▸ **WRITTEN PROBLEM**
Could you write out the records below exactly as they appear, leaving out any pictures?

====== RECORDED DATA

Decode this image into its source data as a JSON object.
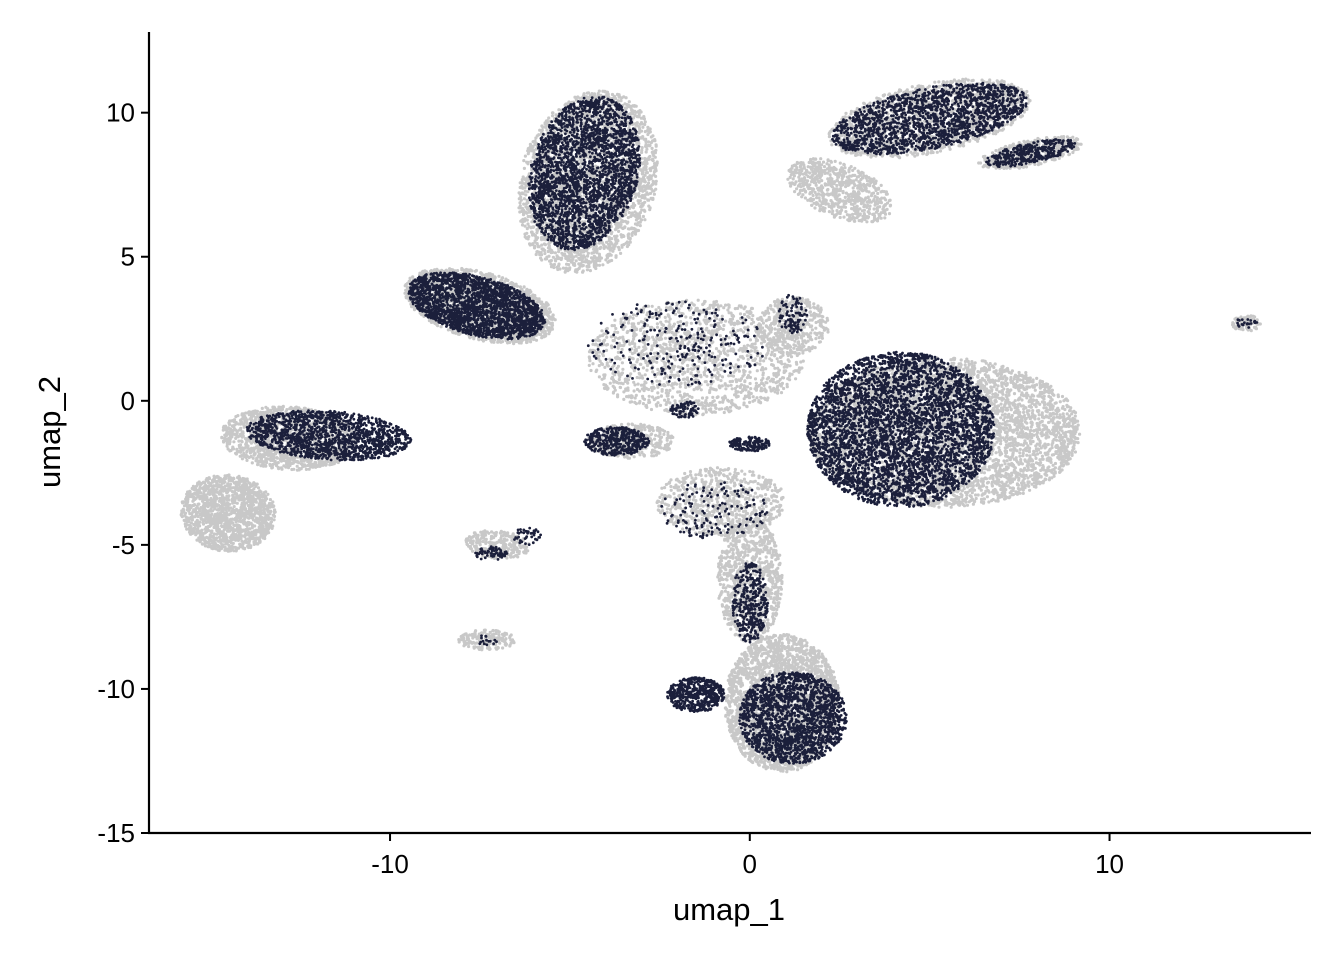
{
  "chart_data": {
    "type": "scatter",
    "xlabel": "umap_1",
    "ylabel": "umap_2",
    "xlim": [
      -16.7,
      15.6
    ],
    "ylim": [
      -15.0,
      12.8
    ],
    "x_ticks": [
      -10,
      0,
      10
    ],
    "x_tick_labels": [
      "-10",
      "0",
      "10"
    ],
    "y_ticks": [
      -15,
      -10,
      -5,
      0,
      5,
      10
    ],
    "y_tick_labels": [
      "-15",
      "-10",
      "-5",
      "0",
      "5",
      "10"
    ],
    "grid": false,
    "legend": "none",
    "colors": {
      "background_cells": "#c8c8c8",
      "highlighted_cells": "#1b1f3b"
    },
    "series": [
      {
        "role": "background",
        "clusters": [
          {
            "cx": -4.5,
            "cy": 7.6,
            "rx": 1.9,
            "ry": 3.2,
            "rot": -10,
            "n": 2600
          },
          {
            "cx": -7.5,
            "cy": 3.3,
            "rx": 2.2,
            "ry": 1.15,
            "rot": -20,
            "n": 1800
          },
          {
            "cx": -12.8,
            "cy": -1.3,
            "rx": 1.9,
            "ry": 1.1,
            "rot": -5,
            "n": 1300
          },
          {
            "cx": -14.5,
            "cy": -3.9,
            "rx": 1.3,
            "ry": 1.35,
            "rot": 40,
            "n": 1400
          },
          {
            "cx": 5.4,
            "cy": -1.1,
            "rx": 3.8,
            "ry": 2.6,
            "rot": 0,
            "n": 4500
          },
          {
            "cx": 5.0,
            "cy": 9.8,
            "rx": 2.9,
            "ry": 1.2,
            "rot": 15,
            "n": 1600
          },
          {
            "cx": 7.8,
            "cy": 8.6,
            "rx": 1.5,
            "ry": 0.45,
            "rot": 15,
            "n": 400
          },
          {
            "cx": 2.5,
            "cy": 7.3,
            "rx": 1.6,
            "ry": 0.9,
            "rot": -30,
            "n": 700
          },
          {
            "cx": 0.9,
            "cy": -10.5,
            "rx": 1.6,
            "ry": 2.4,
            "rot": 0,
            "n": 2600
          },
          {
            "cx": 0.0,
            "cy": -6.2,
            "rx": 0.9,
            "ry": 2.2,
            "rot": 0,
            "n": 900
          },
          {
            "cx": -3.3,
            "cy": -1.4,
            "rx": 1.2,
            "ry": 0.6,
            "rot": 0,
            "n": 350
          },
          {
            "cx": -7.0,
            "cy": -5.0,
            "rx": 0.9,
            "ry": 0.5,
            "rot": -10,
            "n": 250
          },
          {
            "cx": -7.3,
            "cy": -8.3,
            "rx": 0.8,
            "ry": 0.35,
            "rot": 0,
            "n": 150
          },
          {
            "cx": 13.8,
            "cy": 2.7,
            "rx": 0.4,
            "ry": 0.3,
            "rot": 0,
            "n": 90
          },
          {
            "cx": -1.5,
            "cy": 1.5,
            "rx": 3.0,
            "ry": 2.0,
            "rot": 0,
            "n": 1500
          },
          {
            "cx": 1.2,
            "cy": 2.6,
            "rx": 1.0,
            "ry": 1.0,
            "rot": 0,
            "n": 400
          },
          {
            "cx": -0.8,
            "cy": -3.5,
            "rx": 1.8,
            "ry": 1.2,
            "rot": 0,
            "n": 700
          }
        ]
      },
      {
        "role": "highlighted",
        "clusters": [
          {
            "cx": -4.6,
            "cy": 7.9,
            "rx": 1.5,
            "ry": 2.7,
            "rot": -10,
            "n": 2600
          },
          {
            "cx": -7.6,
            "cy": 3.3,
            "rx": 2.0,
            "ry": 1.0,
            "rot": -20,
            "n": 2200
          },
          {
            "cx": -11.7,
            "cy": -1.2,
            "rx": 2.3,
            "ry": 0.85,
            "rot": -5,
            "n": 1400
          },
          {
            "cx": 4.2,
            "cy": -1.0,
            "rx": 2.6,
            "ry": 2.7,
            "rot": 0,
            "n": 4200
          },
          {
            "cx": 5.0,
            "cy": 9.8,
            "rx": 2.8,
            "ry": 1.05,
            "rot": 15,
            "n": 1700
          },
          {
            "cx": 7.8,
            "cy": 8.6,
            "rx": 1.3,
            "ry": 0.35,
            "rot": 15,
            "n": 350
          },
          {
            "cx": 1.2,
            "cy": -11.0,
            "rx": 1.5,
            "ry": 1.6,
            "rot": 0,
            "n": 1800
          },
          {
            "cx": -1.5,
            "cy": -10.2,
            "rx": 0.8,
            "ry": 0.6,
            "rot": 0,
            "n": 500
          },
          {
            "cx": 0.0,
            "cy": -7.0,
            "rx": 0.5,
            "ry": 1.4,
            "rot": 0,
            "n": 350
          },
          {
            "cx": -3.7,
            "cy": -1.4,
            "rx": 0.9,
            "ry": 0.5,
            "rot": 0,
            "n": 400
          },
          {
            "cx": -7.2,
            "cy": -5.3,
            "rx": 0.45,
            "ry": 0.25,
            "rot": 0,
            "n": 60
          },
          {
            "cx": -6.2,
            "cy": -4.7,
            "rx": 0.4,
            "ry": 0.3,
            "rot": 0,
            "n": 40
          },
          {
            "cx": -7.3,
            "cy": -8.3,
            "rx": 0.3,
            "ry": 0.2,
            "rot": 0,
            "n": 15
          },
          {
            "cx": 13.8,
            "cy": 2.7,
            "rx": 0.3,
            "ry": 0.2,
            "rot": 0,
            "n": 20
          },
          {
            "cx": 0.0,
            "cy": -1.5,
            "rx": 0.6,
            "ry": 0.25,
            "rot": 0,
            "n": 150
          },
          {
            "cx": -1.8,
            "cy": -0.3,
            "rx": 0.4,
            "ry": 0.3,
            "rot": 0,
            "n": 80
          },
          {
            "cx": 1.2,
            "cy": 3.0,
            "rx": 0.4,
            "ry": 0.7,
            "rot": 0,
            "n": 90
          },
          {
            "cx": -2.0,
            "cy": 2.0,
            "rx": 2.5,
            "ry": 1.5,
            "rot": 0,
            "n": 250
          },
          {
            "cx": -1.0,
            "cy": -3.8,
            "rx": 1.5,
            "ry": 1.0,
            "rot": 0,
            "n": 150
          }
        ]
      }
    ]
  }
}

============

▸ **ANSWER**
Decode this image into its source data as a JSON object.
{
  "chart_data": {
    "type": "scatter",
    "xlabel": "umap_1",
    "ylabel": "umap_2",
    "xlim": [
      -16.7,
      15.6
    ],
    "ylim": [
      -15.0,
      12.8
    ],
    "x_ticks": [
      -10,
      0,
      10
    ],
    "x_tick_labels": [
      "-10",
      "0",
      "10"
    ],
    "y_ticks": [
      -15,
      -10,
      -5,
      0,
      5,
      10
    ],
    "y_tick_labels": [
      "-15",
      "-10",
      "-5",
      "0",
      "5",
      "10"
    ],
    "grid": false,
    "legend": "none",
    "colors": {
      "background_cells": "#c8c8c8",
      "highlighted_cells": "#1b1f3b"
    },
    "series": [
      {
        "role": "background",
        "clusters": [
          {
            "cx": -4.5,
            "cy": 7.6,
            "rx": 1.9,
            "ry": 3.2,
            "rot": -10,
            "n": 2600
          },
          {
            "cx": -7.5,
            "cy": 3.3,
            "rx": 2.2,
            "ry": 1.15,
            "rot": -20,
            "n": 1800
          },
          {
            "cx": -12.8,
            "cy": -1.3,
            "rx": 1.9,
            "ry": 1.1,
            "rot": -5,
            "n": 1300
          },
          {
            "cx": -14.5,
            "cy": -3.9,
            "rx": 1.3,
            "ry": 1.35,
            "rot": 40,
            "n": 1400
          },
          {
            "cx": 5.4,
            "cy": -1.1,
            "rx": 3.8,
            "ry": 2.6,
            "rot": 0,
            "n": 4500
          },
          {
            "cx": 5.0,
            "cy": 9.8,
            "rx": 2.9,
            "ry": 1.2,
            "rot": 15,
            "n": 1600
          },
          {
            "cx": 7.8,
            "cy": 8.6,
            "rx": 1.5,
            "ry": 0.45,
            "rot": 15,
            "n": 400
          },
          {
            "cx": 2.5,
            "cy": 7.3,
            "rx": 1.6,
            "ry": 0.9,
            "rot": -30,
            "n": 700
          },
          {
            "cx": 0.9,
            "cy": -10.5,
            "rx": 1.6,
            "ry": 2.4,
            "rot": 0,
            "n": 2600
          },
          {
            "cx": 0.0,
            "cy": -6.2,
            "rx": 0.9,
            "ry": 2.2,
            "rot": 0,
            "n": 900
          },
          {
            "cx": -3.3,
            "cy": -1.4,
            "rx": 1.2,
            "ry": 0.6,
            "rot": 0,
            "n": 350
          },
          {
            "cx": -7.0,
            "cy": -5.0,
            "rx": 0.9,
            "ry": 0.5,
            "rot": -10,
            "n": 250
          },
          {
            "cx": -7.3,
            "cy": -8.3,
            "rx": 0.8,
            "ry": 0.35,
            "rot": 0,
            "n": 150
          },
          {
            "cx": 13.8,
            "cy": 2.7,
            "rx": 0.4,
            "ry": 0.3,
            "rot": 0,
            "n": 90
          },
          {
            "cx": -1.5,
            "cy": 1.5,
            "rx": 3.0,
            "ry": 2.0,
            "rot": 0,
            "n": 1500
          },
          {
            "cx": 1.2,
            "cy": 2.6,
            "rx": 1.0,
            "ry": 1.0,
            "rot": 0,
            "n": 400
          },
          {
            "cx": -0.8,
            "cy": -3.5,
            "rx": 1.8,
            "ry": 1.2,
            "rot": 0,
            "n": 700
          }
        ]
      },
      {
        "role": "highlighted",
        "clusters": [
          {
            "cx": -4.6,
            "cy": 7.9,
            "rx": 1.5,
            "ry": 2.7,
            "rot": -10,
            "n": 2600
          },
          {
            "cx": -7.6,
            "cy": 3.3,
            "rx": 2.0,
            "ry": 1.0,
            "rot": -20,
            "n": 2200
          },
          {
            "cx": -11.7,
            "cy": -1.2,
            "rx": 2.3,
            "ry": 0.85,
            "rot": -5,
            "n": 1400
          },
          {
            "cx": 4.2,
            "cy": -1.0,
            "rx": 2.6,
            "ry": 2.7,
            "rot": 0,
            "n": 4200
          },
          {
            "cx": 5.0,
            "cy": 9.8,
            "rx": 2.8,
            "ry": 1.05,
            "rot": 15,
            "n": 1700
          },
          {
            "cx": 7.8,
            "cy": 8.6,
            "rx": 1.3,
            "ry": 0.35,
            "rot": 15,
            "n": 350
          },
          {
            "cx": 1.2,
            "cy": -11.0,
            "rx": 1.5,
            "ry": 1.6,
            "rot": 0,
            "n": 1800
          },
          {
            "cx": -1.5,
            "cy": -10.2,
            "rx": 0.8,
            "ry": 0.6,
            "rot": 0,
            "n": 500
          },
          {
            "cx": 0.0,
            "cy": -7.0,
            "rx": 0.5,
            "ry": 1.4,
            "rot": 0,
            "n": 350
          },
          {
            "cx": -3.7,
            "cy": -1.4,
            "rx": 0.9,
            "ry": 0.5,
            "rot": 0,
            "n": 400
          },
          {
            "cx": -7.2,
            "cy": -5.3,
            "rx": 0.45,
            "ry": 0.25,
            "rot": 0,
            "n": 60
          },
          {
            "cx": -6.2,
            "cy": -4.7,
            "rx": 0.4,
            "ry": 0.3,
            "rot": 0,
            "n": 40
          },
          {
            "cx": -7.3,
            "cy": -8.3,
            "rx": 0.3,
            "ry": 0.2,
            "rot": 0,
            "n": 15
          },
          {
            "cx": 13.8,
            "cy": 2.7,
            "rx": 0.3,
            "ry": 0.2,
            "rot": 0,
            "n": 20
          },
          {
            "cx": 0.0,
            "cy": -1.5,
            "rx": 0.6,
            "ry": 0.25,
            "rot": 0,
            "n": 150
          },
          {
            "cx": -1.8,
            "cy": -0.3,
            "rx": 0.4,
            "ry": 0.3,
            "rot": 0,
            "n": 80
          },
          {
            "cx": 1.2,
            "cy": 3.0,
            "rx": 0.4,
            "ry": 0.7,
            "rot": 0,
            "n": 90
          },
          {
            "cx": -2.0,
            "cy": 2.0,
            "rx": 2.5,
            "ry": 1.5,
            "rot": 0,
            "n": 250
          },
          {
            "cx": -1.0,
            "cy": -3.8,
            "rx": 1.5,
            "ry": 1.0,
            "rot": 0,
            "n": 150
          }
        ]
      }
    ]
  }
}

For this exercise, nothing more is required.